*Aim of the exercise*:
Search the records for "label". Copy every line where it appears.
[start Data to process]
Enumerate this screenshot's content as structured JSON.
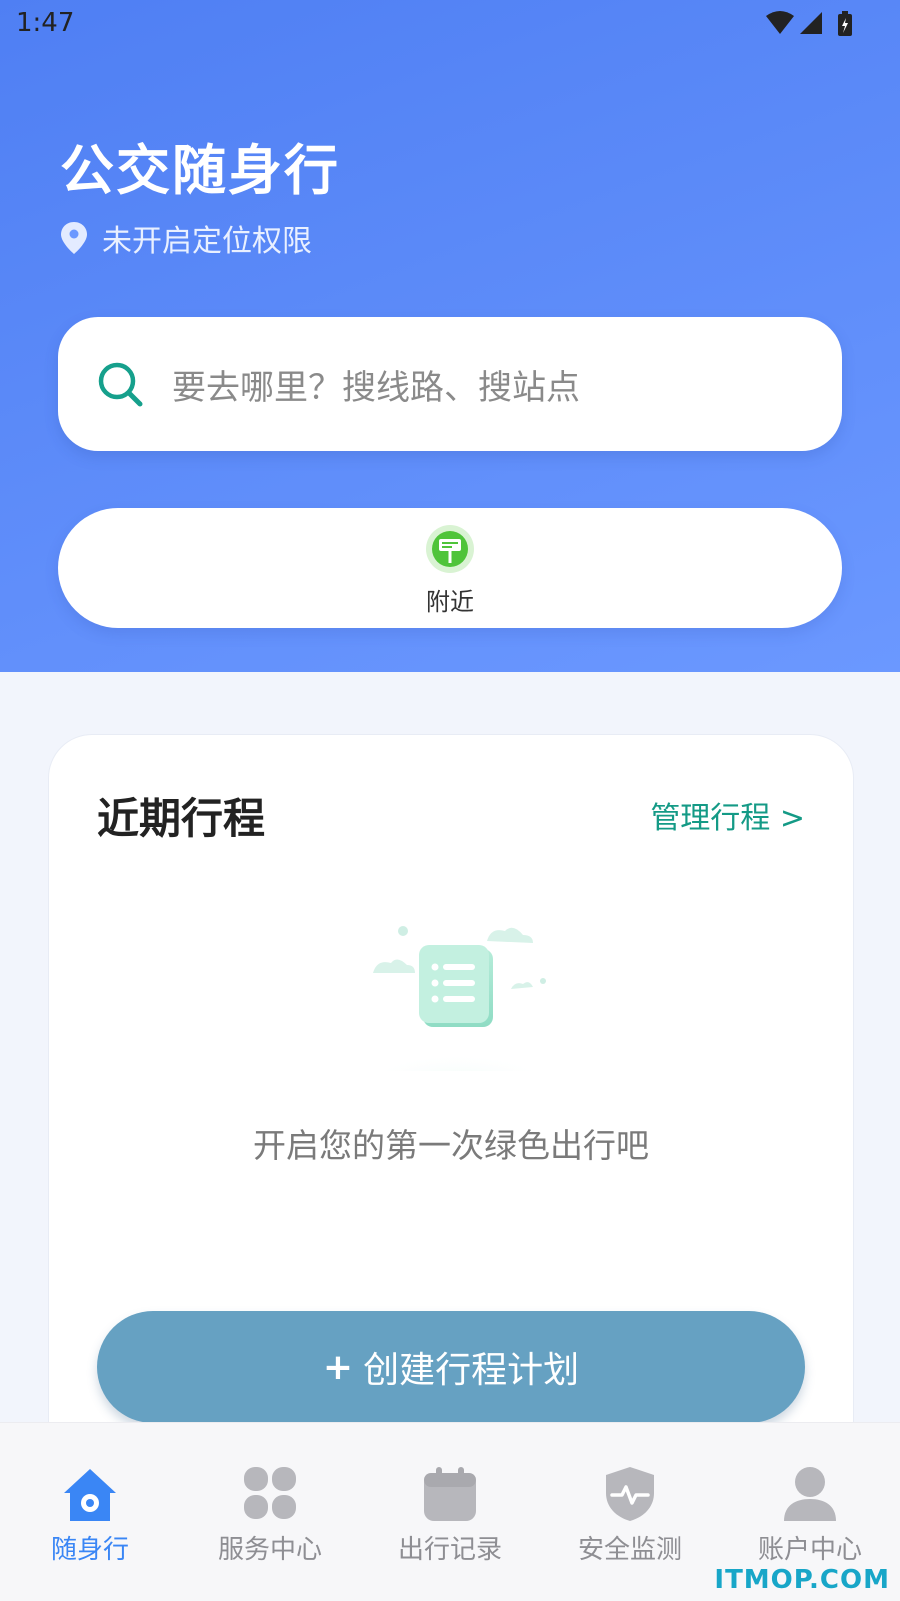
{
  "status_bar": {
    "time": "1:47"
  },
  "header": {
    "app_title": "公交随身行",
    "location_status": "未开启定位权限"
  },
  "search": {
    "placeholder": "要去哪里？搜线路、搜站点"
  },
  "quick_actions": [
    {
      "label": "附近",
      "icon": "bus-stop-sign-icon"
    }
  ],
  "trips": {
    "title": "近期行程",
    "manage_link": "管理行程 >",
    "empty_text": "开启您的第一次绿色出行吧",
    "create_button": "创建行程计划",
    "create_button_plus": "+"
  },
  "bottom_nav": {
    "active_color": "#3a86f5",
    "inactive_color": "#8e8e93",
    "items": [
      {
        "label": "随身行",
        "icon": "home-icon",
        "active": true
      },
      {
        "label": "服务中心",
        "icon": "grid-icon",
        "active": false
      },
      {
        "label": "出行记录",
        "icon": "calendar-icon",
        "active": false
      },
      {
        "label": "安全监测",
        "icon": "shield-pulse-icon",
        "active": false
      },
      {
        "label": "账户中心",
        "icon": "user-icon",
        "active": false
      }
    ]
  },
  "watermark": "ITMOP.COM"
}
[end Data to process]
*Output*:
      "label": "附近",
        "label": "随身行",
        "label": "服务中心",
        "label": "出行记录",
        "label": "安全监测",
        "label": "账户中心",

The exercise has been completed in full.